▸ **Written problem**: Starting with the line containing "candle[interactable] (221, 398, 226, 425)" and going on through the line containing "candle[interactable] (228, 394, 234, 425)", rewrite the records with "candle" renamed to "bar" and everything else left as it is.
● ● ● ● ● ● ●
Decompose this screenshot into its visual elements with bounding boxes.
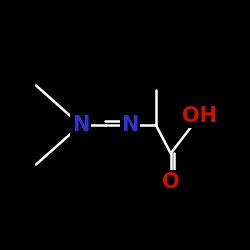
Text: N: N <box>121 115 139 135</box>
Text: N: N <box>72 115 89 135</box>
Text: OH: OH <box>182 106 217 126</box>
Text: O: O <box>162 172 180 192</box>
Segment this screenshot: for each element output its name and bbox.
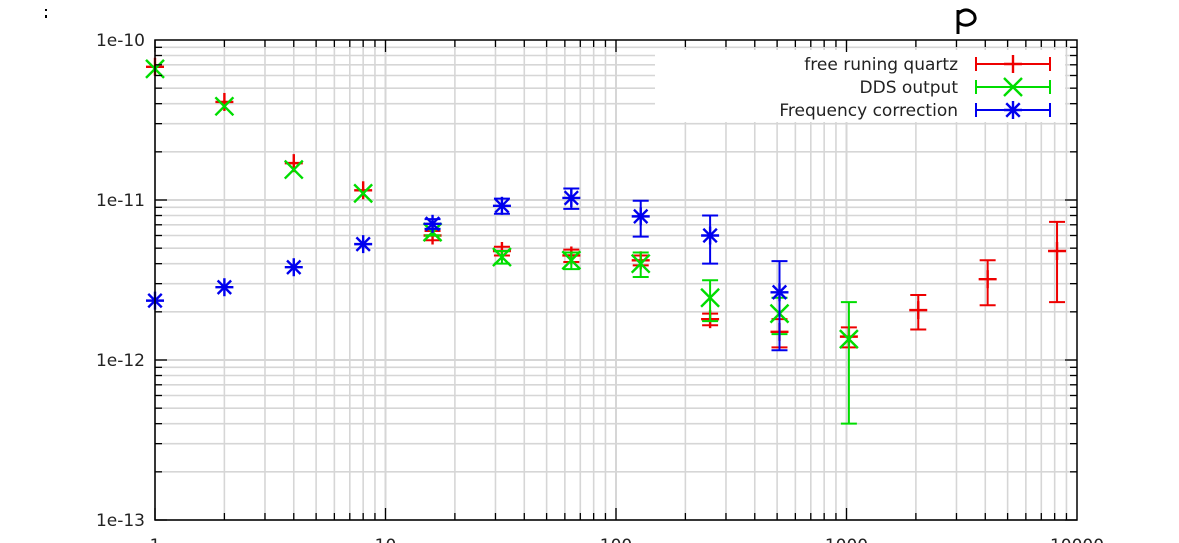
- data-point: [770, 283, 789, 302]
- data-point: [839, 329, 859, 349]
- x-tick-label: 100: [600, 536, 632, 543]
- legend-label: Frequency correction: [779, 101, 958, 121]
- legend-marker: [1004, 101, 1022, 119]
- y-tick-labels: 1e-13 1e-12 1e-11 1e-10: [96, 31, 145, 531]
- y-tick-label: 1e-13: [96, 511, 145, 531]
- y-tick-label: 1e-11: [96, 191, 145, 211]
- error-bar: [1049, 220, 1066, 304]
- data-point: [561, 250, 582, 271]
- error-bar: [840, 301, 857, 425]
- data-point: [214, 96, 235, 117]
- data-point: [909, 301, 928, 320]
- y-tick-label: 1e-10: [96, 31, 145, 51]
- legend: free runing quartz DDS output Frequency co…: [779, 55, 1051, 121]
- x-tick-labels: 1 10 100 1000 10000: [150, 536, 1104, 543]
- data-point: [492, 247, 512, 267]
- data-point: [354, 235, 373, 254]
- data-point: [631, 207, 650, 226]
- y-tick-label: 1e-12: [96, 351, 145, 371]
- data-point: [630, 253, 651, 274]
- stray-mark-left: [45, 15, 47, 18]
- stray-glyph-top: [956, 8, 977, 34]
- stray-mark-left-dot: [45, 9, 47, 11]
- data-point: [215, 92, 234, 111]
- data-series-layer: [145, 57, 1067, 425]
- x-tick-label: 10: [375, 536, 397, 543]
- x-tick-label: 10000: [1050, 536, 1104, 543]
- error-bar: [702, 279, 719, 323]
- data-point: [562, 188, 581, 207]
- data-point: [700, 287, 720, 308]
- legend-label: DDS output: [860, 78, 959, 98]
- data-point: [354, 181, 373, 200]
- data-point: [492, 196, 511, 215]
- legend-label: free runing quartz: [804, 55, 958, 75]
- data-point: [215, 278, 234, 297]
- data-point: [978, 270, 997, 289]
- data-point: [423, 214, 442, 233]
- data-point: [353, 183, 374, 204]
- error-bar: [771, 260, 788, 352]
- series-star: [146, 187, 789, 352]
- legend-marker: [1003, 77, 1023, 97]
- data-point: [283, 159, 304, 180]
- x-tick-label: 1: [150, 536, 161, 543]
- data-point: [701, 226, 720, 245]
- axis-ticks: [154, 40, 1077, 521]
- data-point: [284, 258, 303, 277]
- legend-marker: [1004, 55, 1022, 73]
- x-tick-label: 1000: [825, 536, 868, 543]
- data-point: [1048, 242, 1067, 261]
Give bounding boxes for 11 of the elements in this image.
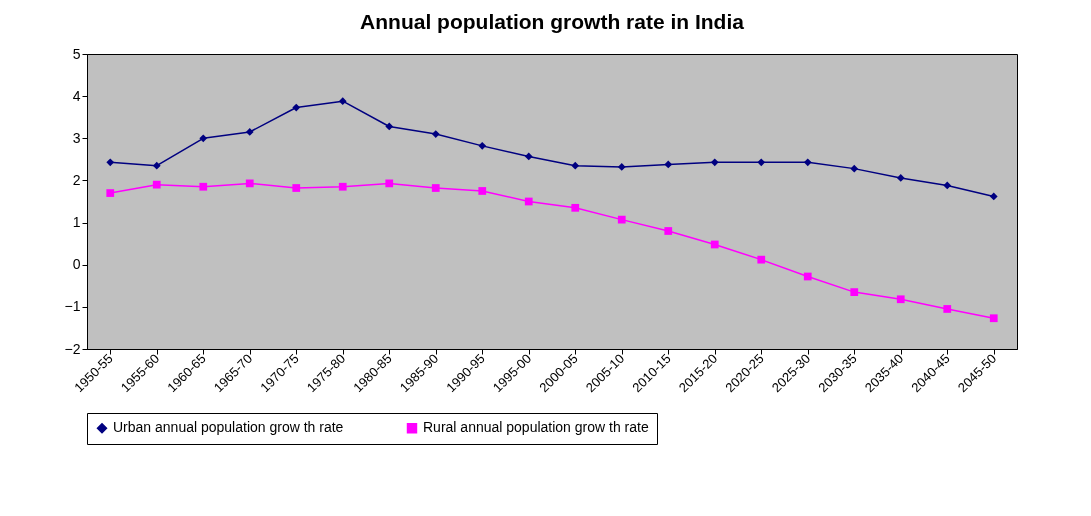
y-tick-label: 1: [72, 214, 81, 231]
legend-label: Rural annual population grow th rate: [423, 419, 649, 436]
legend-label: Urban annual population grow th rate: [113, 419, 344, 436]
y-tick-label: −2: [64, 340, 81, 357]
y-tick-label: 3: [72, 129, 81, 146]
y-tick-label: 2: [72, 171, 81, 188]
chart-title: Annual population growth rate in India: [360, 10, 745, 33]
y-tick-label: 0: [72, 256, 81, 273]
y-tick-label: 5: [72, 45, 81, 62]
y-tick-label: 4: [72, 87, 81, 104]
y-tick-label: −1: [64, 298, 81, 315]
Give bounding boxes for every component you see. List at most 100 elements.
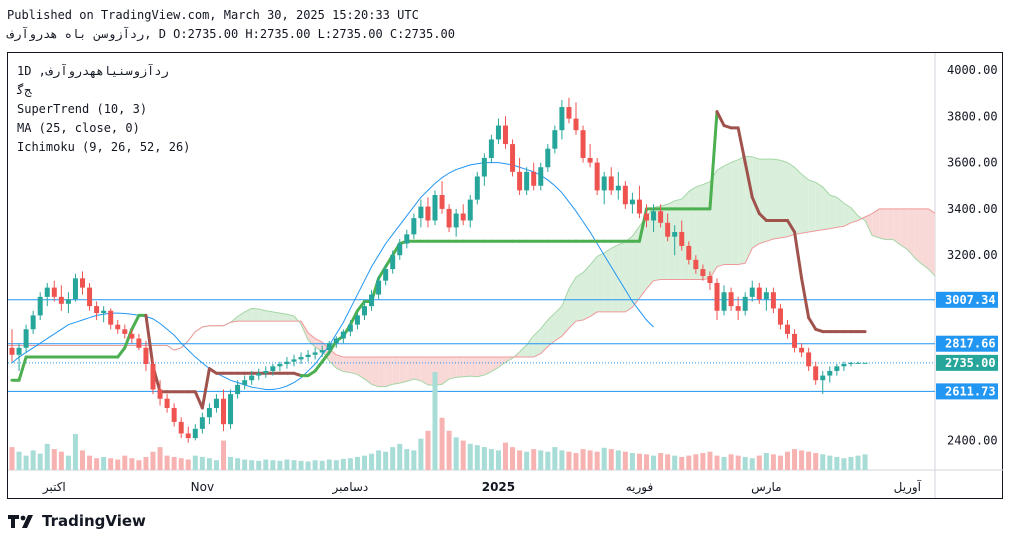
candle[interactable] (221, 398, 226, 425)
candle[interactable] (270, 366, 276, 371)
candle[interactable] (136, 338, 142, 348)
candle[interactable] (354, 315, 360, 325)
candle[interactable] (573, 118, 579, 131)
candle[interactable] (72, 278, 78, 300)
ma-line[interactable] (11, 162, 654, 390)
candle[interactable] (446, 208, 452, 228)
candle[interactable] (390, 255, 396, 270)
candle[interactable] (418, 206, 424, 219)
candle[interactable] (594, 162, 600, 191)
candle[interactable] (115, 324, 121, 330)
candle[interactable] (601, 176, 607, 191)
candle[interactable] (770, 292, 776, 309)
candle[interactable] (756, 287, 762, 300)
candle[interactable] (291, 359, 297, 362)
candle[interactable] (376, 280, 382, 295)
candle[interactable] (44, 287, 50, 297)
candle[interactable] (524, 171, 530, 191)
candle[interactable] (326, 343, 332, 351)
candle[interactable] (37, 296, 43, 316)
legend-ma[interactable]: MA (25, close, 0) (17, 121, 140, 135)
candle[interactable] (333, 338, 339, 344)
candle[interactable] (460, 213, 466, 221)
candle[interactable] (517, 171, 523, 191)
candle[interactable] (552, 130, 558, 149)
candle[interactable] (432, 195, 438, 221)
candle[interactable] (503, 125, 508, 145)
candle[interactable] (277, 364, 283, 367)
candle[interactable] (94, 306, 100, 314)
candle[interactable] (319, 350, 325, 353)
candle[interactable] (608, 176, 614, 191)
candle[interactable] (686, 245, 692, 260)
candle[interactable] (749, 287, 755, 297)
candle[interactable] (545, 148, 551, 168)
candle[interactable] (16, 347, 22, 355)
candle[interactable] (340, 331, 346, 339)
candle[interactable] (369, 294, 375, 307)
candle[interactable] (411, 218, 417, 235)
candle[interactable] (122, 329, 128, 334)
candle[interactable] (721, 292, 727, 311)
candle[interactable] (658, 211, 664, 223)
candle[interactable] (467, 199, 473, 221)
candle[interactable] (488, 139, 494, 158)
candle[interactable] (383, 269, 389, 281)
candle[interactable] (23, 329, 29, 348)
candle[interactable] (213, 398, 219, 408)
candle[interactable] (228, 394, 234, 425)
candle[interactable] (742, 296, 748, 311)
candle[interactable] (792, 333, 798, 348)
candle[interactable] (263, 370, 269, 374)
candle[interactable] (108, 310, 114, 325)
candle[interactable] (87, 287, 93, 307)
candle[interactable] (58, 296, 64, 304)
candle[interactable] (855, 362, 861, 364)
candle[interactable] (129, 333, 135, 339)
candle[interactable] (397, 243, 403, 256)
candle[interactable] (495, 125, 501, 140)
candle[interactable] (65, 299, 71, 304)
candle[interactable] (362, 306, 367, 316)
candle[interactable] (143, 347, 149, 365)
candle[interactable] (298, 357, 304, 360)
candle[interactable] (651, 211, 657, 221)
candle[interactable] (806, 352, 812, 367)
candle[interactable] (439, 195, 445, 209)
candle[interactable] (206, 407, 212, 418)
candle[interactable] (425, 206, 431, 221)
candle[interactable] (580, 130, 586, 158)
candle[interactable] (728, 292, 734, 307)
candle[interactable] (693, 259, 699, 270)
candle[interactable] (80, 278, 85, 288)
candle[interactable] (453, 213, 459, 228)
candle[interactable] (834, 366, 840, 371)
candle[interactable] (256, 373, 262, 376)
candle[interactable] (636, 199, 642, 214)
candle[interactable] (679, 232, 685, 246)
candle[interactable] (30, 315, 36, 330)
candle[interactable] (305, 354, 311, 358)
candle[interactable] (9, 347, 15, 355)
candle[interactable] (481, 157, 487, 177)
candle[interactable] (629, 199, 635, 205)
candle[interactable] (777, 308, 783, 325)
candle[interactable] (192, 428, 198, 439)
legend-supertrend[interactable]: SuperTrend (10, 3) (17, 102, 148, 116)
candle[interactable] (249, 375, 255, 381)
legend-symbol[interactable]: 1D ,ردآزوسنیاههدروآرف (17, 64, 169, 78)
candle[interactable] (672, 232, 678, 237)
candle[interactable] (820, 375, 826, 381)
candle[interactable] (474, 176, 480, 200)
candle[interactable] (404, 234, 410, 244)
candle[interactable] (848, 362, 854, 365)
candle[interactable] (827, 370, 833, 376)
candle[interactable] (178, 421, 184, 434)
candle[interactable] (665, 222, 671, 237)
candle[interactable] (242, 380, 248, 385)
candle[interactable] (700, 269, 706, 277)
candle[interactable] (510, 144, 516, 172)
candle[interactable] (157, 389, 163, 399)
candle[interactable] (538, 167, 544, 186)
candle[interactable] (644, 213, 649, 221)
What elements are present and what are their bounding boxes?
● ● ● ● ● ● ●
▸ **Task output**:
bar[interactable] (221, 398, 226, 425)
bar[interactable] (270, 366, 276, 371)
bar[interactable] (136, 338, 142, 348)
bar[interactable] (354, 315, 360, 325)
bar[interactable] (573, 118, 579, 131)
bar[interactable] (72, 278, 78, 300)
ma-line[interactable] (11, 162, 654, 390)
bar[interactable] (446, 208, 452, 228)
bar[interactable] (390, 255, 396, 270)
bar[interactable] (418, 206, 424, 219)
bar[interactable] (594, 162, 600, 191)
bar[interactable] (115, 324, 121, 330)
bar[interactable] (601, 176, 607, 191)
bar[interactable] (770, 292, 776, 309)
bar[interactable] (756, 287, 762, 300)
bar[interactable] (291, 359, 297, 362)
bar[interactable] (376, 280, 382, 295)
bar[interactable] (44, 287, 50, 297)
bar[interactable] (524, 171, 530, 191)
bar[interactable] (326, 343, 332, 351)
bar[interactable] (37, 296, 43, 316)
legend-ma[interactable]: MA (25, close, 0) (17, 121, 140, 135)
bar[interactable] (333, 338, 339, 344)
bar[interactable] (460, 213, 466, 221)
bar[interactable] (517, 171, 523, 191)
bar[interactable] (552, 130, 558, 149)
bar[interactable] (432, 195, 438, 221)
bar[interactable] (503, 125, 508, 145)
bar[interactable] (277, 364, 283, 367)
bar[interactable] (94, 306, 100, 314)
bar[interactable] (319, 350, 325, 353)
bar[interactable] (608, 176, 614, 191)
bar[interactable] (686, 245, 692, 260)
bar[interactable] (749, 287, 755, 297)
bar[interactable] (545, 148, 551, 168)
bar[interactable] (16, 347, 22, 355)
bar[interactable] (340, 331, 346, 339)
bar[interactable] (369, 294, 375, 307)
bar[interactable] (411, 218, 417, 235)
bar[interactable] (122, 329, 128, 334)
bar[interactable] (721, 292, 727, 311)
bar[interactable] (658, 211, 664, 223)
bar[interactable] (467, 199, 473, 221)
bar[interactable] (488, 139, 494, 158)
bar[interactable] (383, 269, 389, 281)
bar[interactable] (23, 329, 29, 348)
bar[interactable] (213, 398, 219, 408)
bar[interactable] (228, 394, 234, 425)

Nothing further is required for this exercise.